+++ PASSAGE +++
The Tour de France Femmes’ Long and Winding Road: A brief history of the women’s Tour de France

On Sunday morning, the peloton will roll out of Clermont-Ferrand for start of the second edition of the relaunched Tour de France Femmes. After the roaring success of the 2022 Tour Femmes, in terms of both the racing and the fervent roadside and television audience (recent data revealed that the race reached a cumulative audience of over 23 million people), expectations are high for an event that is already, just twelve months into its renaissance, an integral part of the women’s cycling calendar.

Not that the Tour de France Femmes is resting on its laurels, however. The 2023 edition appears keen to cast off the shackles of its association with the all-encompassing Tour Hommes – the Paris start, a kind of symbolic ‘handover’ from the men’s race, is already gone, replaced by some tough opening days in the Massif Central: a decision informed, race director Marion Rousse says, partly by a desire for the race to assert its independence, and partly to put together an interesting sporting test.

The groundbreaking narrative of the Tour de France Femmes – rhetoric commonly used throughout 2022’s ‘inaugural’ edition – continues at pace this year. The 2023 Tour de France Femmes, according to the official record, is again one of firsts. A first start away from Paris, a first venture in the Pyrenees (with a summit finish atop the iconic Col du Tourmalet, no less), and a first decisive final day time trial in Pau.
+++ COLLECTED DATA +++
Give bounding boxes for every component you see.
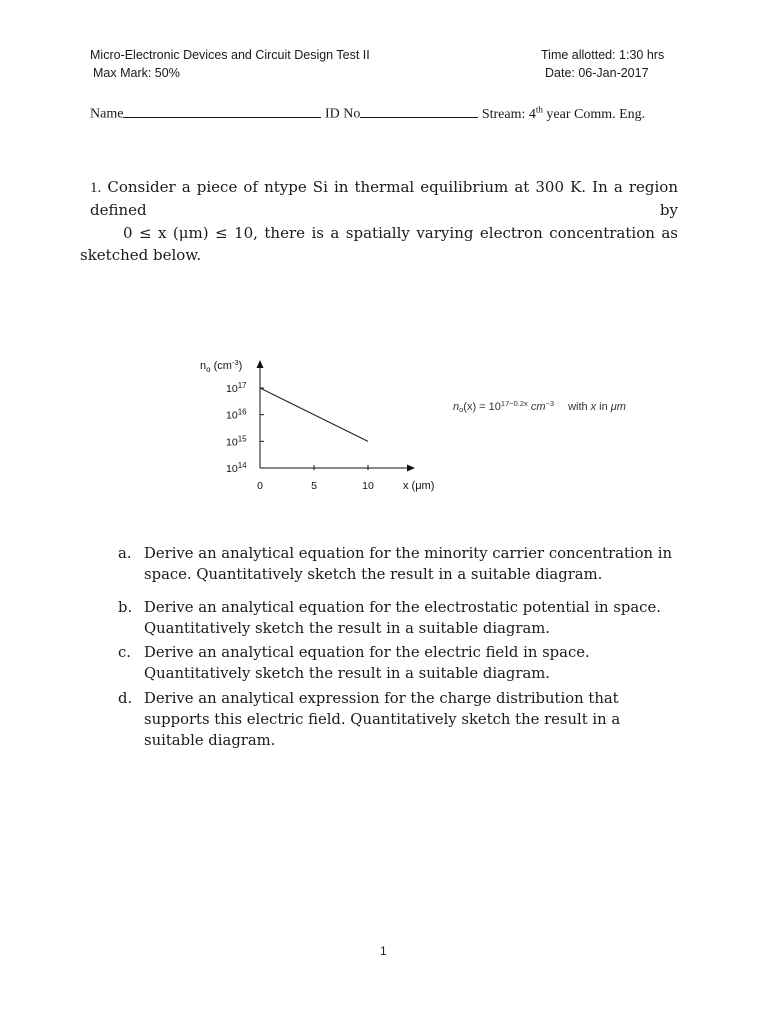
+++
**TO DO:**
#1 Summarize the passage on the Tour de France Femmes in two sentences.
#2 List every first that the passage on the Tour de France Femmes names for the 2023 edition.
The material is separate from the passage on the Tour de France Femmes.

**RESULTS BY TASK:**
#1 After a hugely successful 2022 relaunch that reached a cumulative audience of over 23 million, the second edition of the Tour de France Femmes starts from Clermont-Ferrand with high expectations. The 2023 race drops the Paris start to assert its independence from the men's Tour and offers several firsts, including a visit to the Pyrenees and a final-day time trial in Pau.

#2
- A first start away from Paris
- A first venture in the Pyrenees, with a summit finish atop the Col du Tourmalet
- A first decisive final-day time trial in Pau